++++ Raw data

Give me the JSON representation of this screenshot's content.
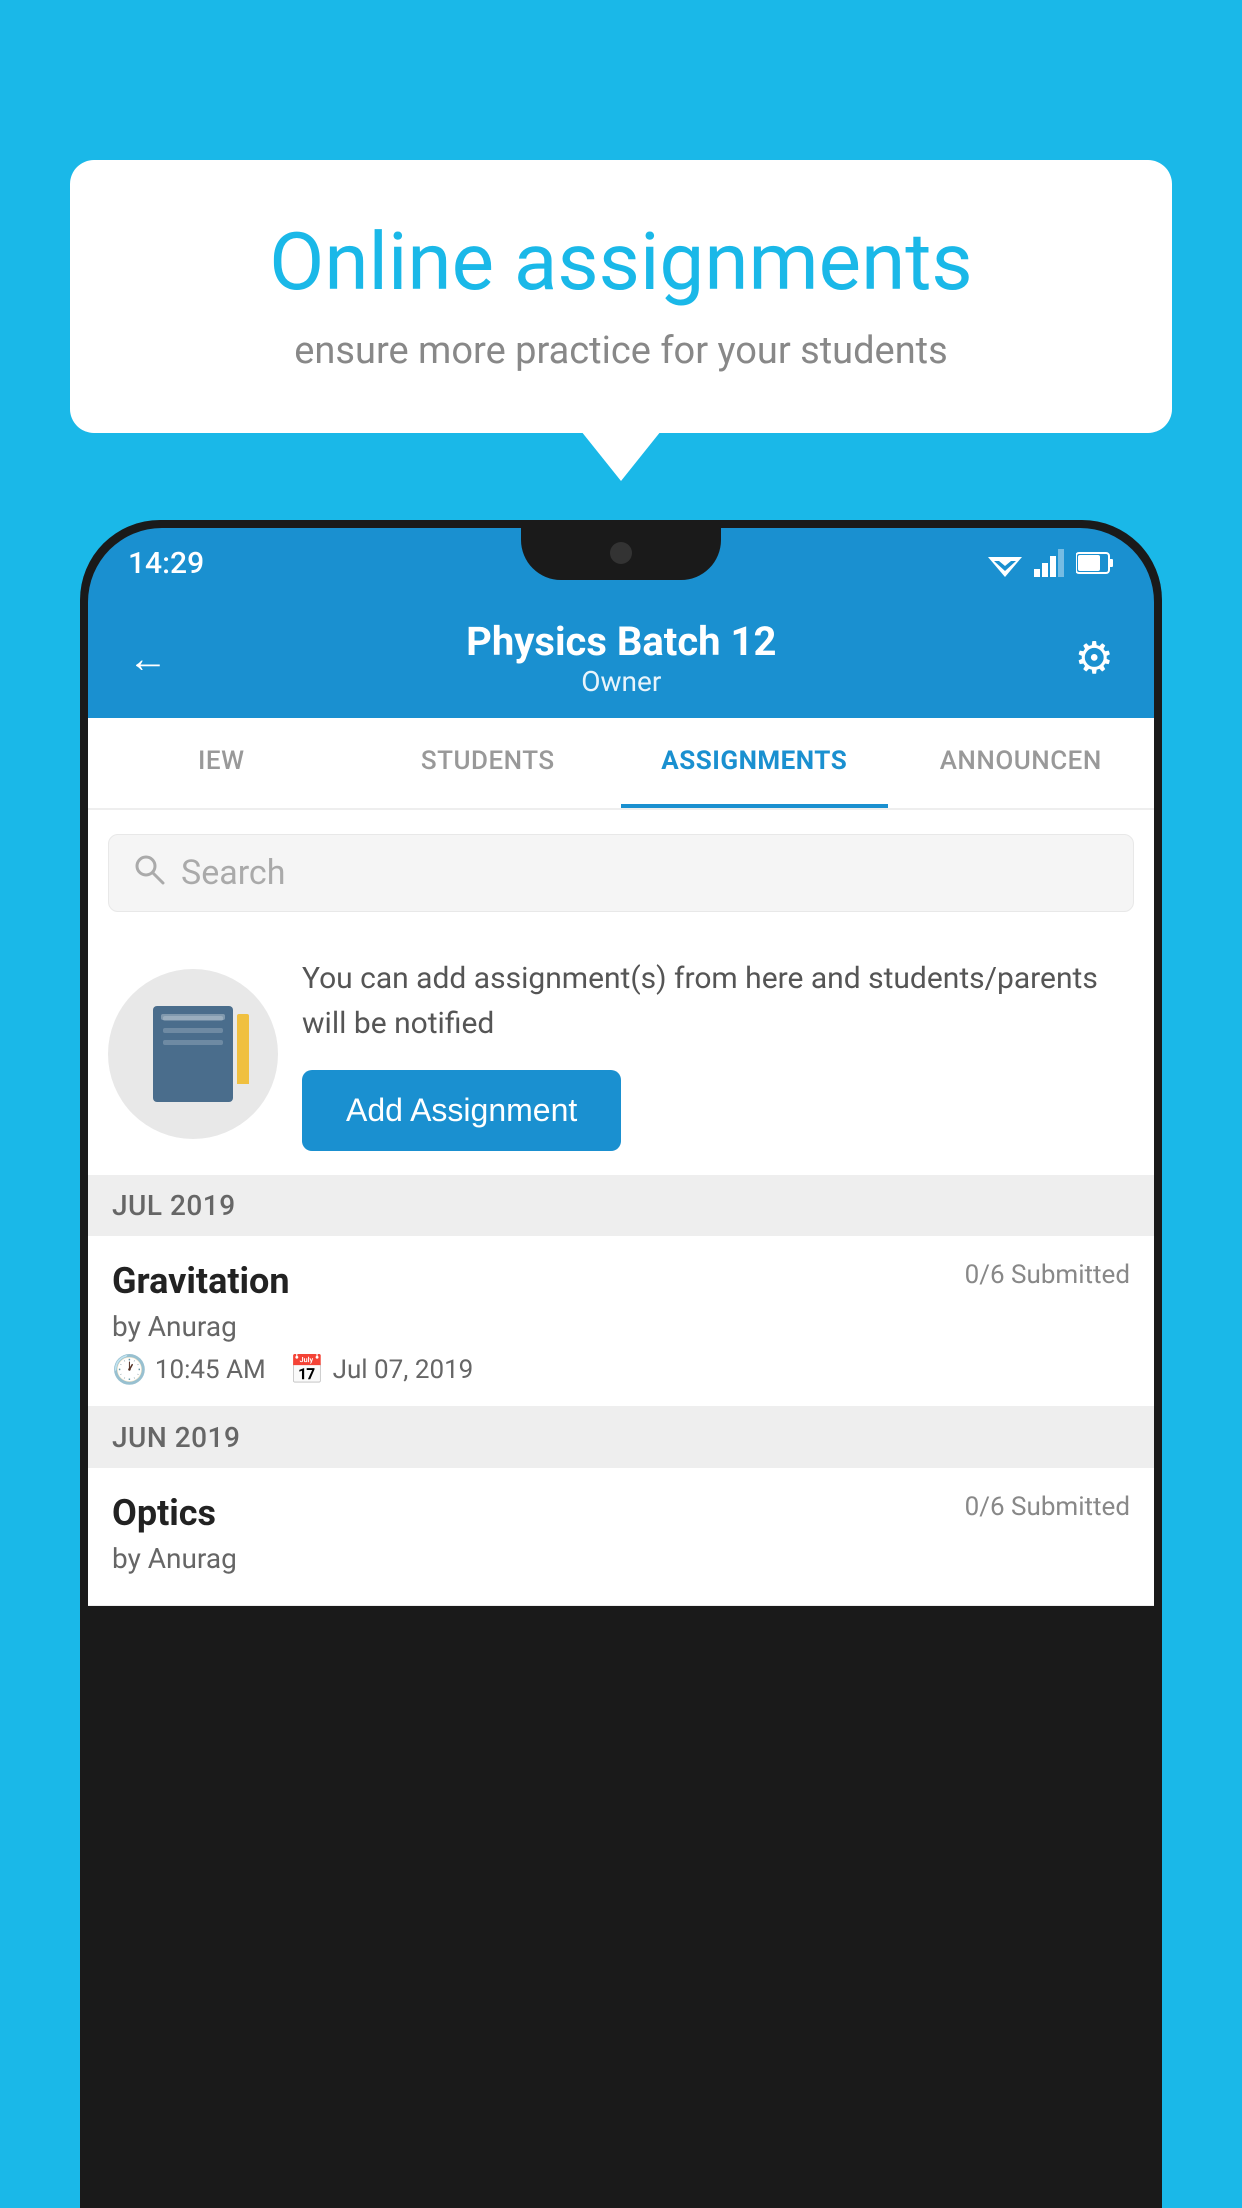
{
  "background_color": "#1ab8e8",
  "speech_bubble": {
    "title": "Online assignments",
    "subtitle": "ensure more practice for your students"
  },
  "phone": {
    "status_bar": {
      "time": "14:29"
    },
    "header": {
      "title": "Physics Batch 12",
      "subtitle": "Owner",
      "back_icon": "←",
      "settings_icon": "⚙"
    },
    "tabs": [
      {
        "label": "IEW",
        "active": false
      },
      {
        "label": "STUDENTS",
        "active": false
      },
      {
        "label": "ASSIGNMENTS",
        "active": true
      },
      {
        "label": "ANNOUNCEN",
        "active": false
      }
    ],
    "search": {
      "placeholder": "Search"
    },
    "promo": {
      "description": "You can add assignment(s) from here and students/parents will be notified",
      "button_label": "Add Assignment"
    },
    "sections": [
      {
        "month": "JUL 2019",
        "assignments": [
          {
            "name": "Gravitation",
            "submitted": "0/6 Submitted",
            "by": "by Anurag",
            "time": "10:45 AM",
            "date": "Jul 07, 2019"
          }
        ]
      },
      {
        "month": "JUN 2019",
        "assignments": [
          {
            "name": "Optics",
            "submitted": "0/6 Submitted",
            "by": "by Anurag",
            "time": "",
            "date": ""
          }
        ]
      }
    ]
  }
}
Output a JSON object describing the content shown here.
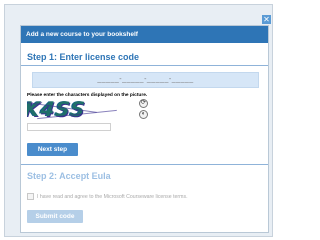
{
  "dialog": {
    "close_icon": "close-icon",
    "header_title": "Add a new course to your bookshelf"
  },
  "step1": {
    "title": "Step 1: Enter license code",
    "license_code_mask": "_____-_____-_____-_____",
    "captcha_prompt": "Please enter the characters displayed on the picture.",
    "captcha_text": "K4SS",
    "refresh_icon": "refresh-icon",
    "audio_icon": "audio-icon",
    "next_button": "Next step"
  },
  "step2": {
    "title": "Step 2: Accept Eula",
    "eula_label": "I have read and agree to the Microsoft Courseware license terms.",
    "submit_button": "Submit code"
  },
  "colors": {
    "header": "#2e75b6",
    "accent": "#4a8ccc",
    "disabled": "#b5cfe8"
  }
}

++++++++

Objective: Determine how many lines contain the word "your" and reply with that number alone.

Task result: 2